* [WHAT YOU HAVE TO DO] Please edit the records below by replacing "row-services" with "row-procedures" everywhere it occurs, keeping everything else the same. Leave the pictures out of your version.

(Records excerpted from a collection)
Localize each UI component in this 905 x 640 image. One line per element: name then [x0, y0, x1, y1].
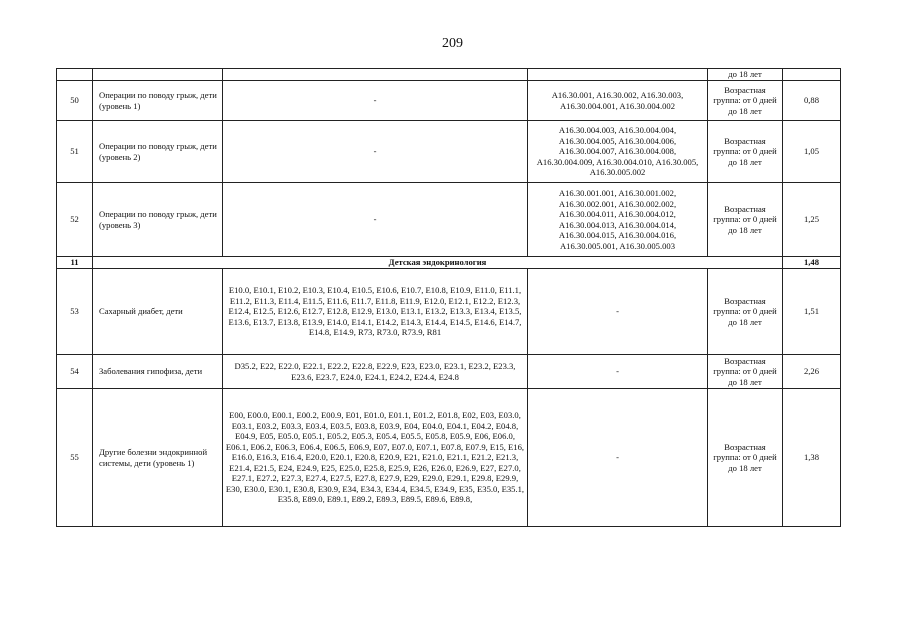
row-name: Операции по поводу грыж, дети (уровень 3) [93, 183, 223, 257]
row-criteria: Возрастная группа: от 0 дней до 18 лет [708, 389, 783, 527]
row-services: - [528, 269, 708, 355]
row-diagnoses: - [223, 183, 528, 257]
row-coefficient: 1,51 [783, 269, 841, 355]
row-number: 51 [57, 121, 93, 183]
row-name: Другие болезни эндокринной системы, дети (уровень 1) [93, 389, 223, 527]
row-coefficient: 2,26 [783, 355, 841, 389]
num-cell [57, 69, 93, 81]
row-number: 55 [57, 389, 93, 527]
table-row [57, 269, 841, 355]
row-services: - [528, 389, 708, 527]
row-name: Сахарный диабет, дети [93, 269, 223, 355]
row-services: - [528, 355, 708, 389]
row-number: 54 [57, 355, 93, 389]
row-criteria: Возрастная группа: от 0 дней до 18 лет [708, 269, 783, 355]
row-diagnoses: E10.0, E10.1, E10.2, E10.3, E10.4, E10.5, E10.6, E10.7, E10.8, E10.9, E11.0, E11.1, E11.2, E11.3, E11.4, E11.5, E11.6, E11.7, E11.8, E11.9, E12.0, E12.1, E12.2, E12.3, E12.4, E12.5, E12.6, E12.7, E12.8, E12.9, E13.0, E13.1, E13.2, E13.3, E13.4, E13.5, E13.6, E13.7, E13.8, E13.9, E14.0, E14.1, E14.2, E14.3, E14.4, E14.5, E14.6, E14.7, E14.8, E14.9, R73, R73.0, R73.9, R81 [223, 269, 528, 355]
row-number: 50 [57, 81, 93, 121]
table-row [57, 183, 841, 257]
name-cell [93, 69, 223, 81]
row-criteria: Возрастная группа: от 0 дней до 18 лет [708, 81, 783, 121]
row-diagnoses: E00, E00.0, E00.1, E00.2, E00.9, E01, E01.0, E01.1, E01.2, E01.8, E02, E03, E03.0, E03.1, E03.2, E03.3, E03.4, E03.5, E03.8, E03.9, E04, E04.0, E04.1, E04.2, E04.8, E04.9, E05, E05.0, E05.1, E05.2, E05.3, E05.4, E05.5, E05.8, E05.9, E06, E06.0, E06.1, E06.2, E06.3, E06.4, E06.5, E06.9, E07, E07.0, E07.1, E07.8, E07.9, E15, E16, E16.0, E16.3, E16.4, E20.0, E20.1, E20.8, E20.9, E21, E21.0, E21.1, E21.2, E21.3, E21.4, E21.5, E24, E24.9, E25, E25.0, E25.8, E25.9, E26, E26.0, E26.9, E27, E27.0, E27.1, E27.2, E27.3, E27.4, E27.5, E27.8, E27.9, E29, E29.0, E29.1, E29.8, E29.9, E30, E30.0, E30.1, E30.8, E30.9, E34, E34.3, E34.4, E34.5, E34.9, E35, E35.0, E35.1, E35.8, E89.0, E89.1, E89.2, E89.3, E89.5, E89.6, E89.8, [223, 389, 528, 527]
page-number: 209 [442, 36, 463, 51]
section-title: Детская эндокринология [93, 257, 783, 269]
row-coefficient: 1,25 [783, 183, 841, 257]
section-coefficient: 1,48 [783, 257, 841, 269]
table-row [57, 389, 841, 527]
row-coefficient: 1,38 [783, 389, 841, 527]
coef-cell [783, 69, 841, 81]
ksg-table [56, 68, 841, 527]
row-name: Операции по поводу грыж, дети (уровень 1) [93, 81, 223, 121]
row-services: A16.30.001, A16.30.002, A16.30.003, A16.30.004.001, A16.30.004.002 [528, 81, 708, 121]
criteria-cell: до 18 лет [708, 69, 783, 81]
table-row [57, 81, 841, 121]
row-services: A16.30.004.003, A16.30.004.004, A16.30.004.005, A16.30.004.006, A16.30.004.007, A16.30.004.008, A16.30.004.009, A16.30.004.010, A16.30.005, A16.30.005.002 [528, 121, 708, 183]
table-row [57, 121, 841, 183]
row-criteria: Возрастная группа: от 0 дней до 18 лет [708, 355, 783, 389]
diagnoses-cell [223, 69, 528, 81]
row-criteria: Возрастная группа: от 0 дней до 18 лет [708, 183, 783, 257]
row-diagnoses: - [223, 121, 528, 183]
row-coefficient: 1,05 [783, 121, 841, 183]
services-cell [528, 69, 708, 81]
row-services: A16.30.001.001, A16.30.001.002, A16.30.002.001, A16.30.002.002, A16.30.004.011, A16.30.004.012, A16.30.004.013, A16.30.004.014, A16.30.004.015, A16.30.004.016, A16.30.005.001, A16.30.005.003 [528, 183, 708, 257]
row-number: 52 [57, 183, 93, 257]
row-criteria: Возрастная группа: от 0 дней до 18 лет [708, 121, 783, 183]
table-row [57, 69, 841, 81]
row-name: Операции по поводу грыж, дети (уровень 2) [93, 121, 223, 183]
row-number: 53 [57, 269, 93, 355]
row-name: Заболевания гипофиза, дети [93, 355, 223, 389]
section-number: 11 [57, 257, 93, 269]
row-diagnoses: D35.2, E22, E22.0, E22.1, E22.2, E22.8, E22.9, E23, E23.0, E23.1, E23.2, E23.3, E23.6, E23.7, E24.0, E24.1, E24.2, E24.4, E24.8 [223, 355, 528, 389]
section-header-row [57, 257, 841, 269]
row-diagnoses: - [223, 81, 528, 121]
table-row [57, 355, 841, 389]
row-coefficient: 0,88 [783, 81, 841, 121]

* [THE RESPONSE]
Localize each UI component in this 905 x 640 image. One line per element: name then [x0, y0, x1, y1].
row-name: Операции по поводу грыж, дети (уровень 3) [93, 183, 223, 257]
row-criteria: Возрастная группа: от 0 дней до 18 лет [708, 389, 783, 527]
row-procedures: - [528, 269, 708, 355]
row-diagnoses: - [223, 183, 528, 257]
row-coefficient: 1,51 [783, 269, 841, 355]
row-number: 51 [57, 121, 93, 183]
row-name: Другие болезни эндокринной системы, дети (уровень 1) [93, 389, 223, 527]
row-coefficient: 2,26 [783, 355, 841, 389]
num-cell [57, 69, 93, 81]
row-number: 55 [57, 389, 93, 527]
table-row [57, 269, 841, 355]
row-procedures: - [528, 389, 708, 527]
row-name: Сахарный диабет, дети [93, 269, 223, 355]
row-procedures: - [528, 355, 708, 389]
row-number: 54 [57, 355, 93, 389]
row-criteria: Возрастная группа: от 0 дней до 18 лет [708, 269, 783, 355]
row-diagnoses: E10.0, E10.1, E10.2, E10.3, E10.4, E10.5, E10.6, E10.7, E10.8, E10.9, E11.0, E11.1, E11.2, E11.3, E11.4, E11.5, E11.6, E11.7, E11.8, E11.9, E12.0, E12.1, E12.2, E12.3, E12.4, E12.5, E12.6, E12.7, E12.8, E12.9, E13.0, E13.1, E13.2, E13.3, E13.4, E13.5, E13.6, E13.7, E13.8, E13.9, E14.0, E14.1, E14.2, E14.3, E14.4, E14.5, E14.6, E14.7, E14.8, E14.9, R73, R73.0, R73.9, R81 [223, 269, 528, 355]
row-number: 50 [57, 81, 93, 121]
table-row [57, 183, 841, 257]
name-cell [93, 69, 223, 81]
row-criteria: Возрастная группа: от 0 дней до 18 лет [708, 81, 783, 121]
row-diagnoses: E00, E00.0, E00.1, E00.2, E00.9, E01, E01.0, E01.1, E01.2, E01.8, E02, E03, E03.0, E03.1, E03.2, E03.3, E03.4, E03.5, E03.8, E03.9, E04, E04.0, E04.1, E04.2, E04.8, E04.9, E05, E05.0, E05.1, E05.2, E05.3, E05.4, E05.5, E05.8, E05.9, E06, E06.0, E06.1, E06.2, E06.3, E06.4, E06.5, E06.9, E07, E07.0, E07.1, E07.8, E07.9, E15, E16, E16.0, E16.3, E16.4, E20.0, E20.1, E20.8, E20.9, E21, E21.0, E21.1, E21.2, E21.3, E21.4, E21.5, E24, E24.9, E25, E25.0, E25.8, E25.9, E26, E26.0, E26.9, E27, E27.0, E27.1, E27.2, E27.3, E27.4, E27.5, E27.8, E27.9, E29, E29.0, E29.1, E29.8, E29.9, E30, E30.0, E30.1, E30.8, E30.9, E34, E34.3, E34.4, E34.5, E34.9, E35, E35.0, E35.1, E35.8, E89.0, E89.1, E89.2, E89.3, E89.5, E89.6, E89.8, [223, 389, 528, 527]
page-number: 209 [442, 36, 463, 51]
section-title: Детская эндокринология [93, 257, 783, 269]
row-coefficient: 1,25 [783, 183, 841, 257]
section-coefficient: 1,48 [783, 257, 841, 269]
table-row [57, 389, 841, 527]
row-coefficient: 1,38 [783, 389, 841, 527]
coef-cell [783, 69, 841, 81]
ksg-table [56, 68, 841, 527]
row-name: Операции по поводу грыж, дети (уровень 1) [93, 81, 223, 121]
row-procedures: A16.30.001, A16.30.002, A16.30.003, A16.30.004.001, A16.30.004.002 [528, 81, 708, 121]
criteria-cell: до 18 лет [708, 69, 783, 81]
table-row [57, 81, 841, 121]
row-procedures: A16.30.004.003, A16.30.004.004, A16.30.004.005, A16.30.004.006, A16.30.004.007, A16.30.004.008, A16.30.004.009, A16.30.004.010, A16.30.005, A16.30.005.002 [528, 121, 708, 183]
table-row [57, 121, 841, 183]
row-criteria: Возрастная группа: от 0 дней до 18 лет [708, 355, 783, 389]
diagnoses-cell [223, 69, 528, 81]
row-criteria: Возрастная группа: от 0 дней до 18 лет [708, 183, 783, 257]
row-diagnoses: - [223, 121, 528, 183]
row-coefficient: 1,05 [783, 121, 841, 183]
services-cell [528, 69, 708, 81]
row-procedures: A16.30.001.001, A16.30.001.002, A16.30.002.001, A16.30.002.002, A16.30.004.011, A16.30.004.012, A16.30.004.013, A16.30.004.014, A16.30.004.015, A16.30.004.016, A16.30.005.001, A16.30.005.003 [528, 183, 708, 257]
row-number: 52 [57, 183, 93, 257]
row-criteria: Возрастная группа: от 0 дней до 18 лет [708, 121, 783, 183]
table-row [57, 69, 841, 81]
row-name: Операции по поводу грыж, дети (уровень 2) [93, 121, 223, 183]
row-number: 53 [57, 269, 93, 355]
row-name: Заболевания гипофиза, дети [93, 355, 223, 389]
section-number: 11 [57, 257, 93, 269]
row-diagnoses: D35.2, E22, E22.0, E22.1, E22.2, E22.8, E22.9, E23, E23.0, E23.1, E23.2, E23.3, E23.6, E23.7, E24.0, E24.1, E24.2, E24.4, E24.8 [223, 355, 528, 389]
section-header-row [57, 257, 841, 269]
row-diagnoses: - [223, 81, 528, 121]
table-row [57, 355, 841, 389]
row-coefficient: 0,88 [783, 81, 841, 121]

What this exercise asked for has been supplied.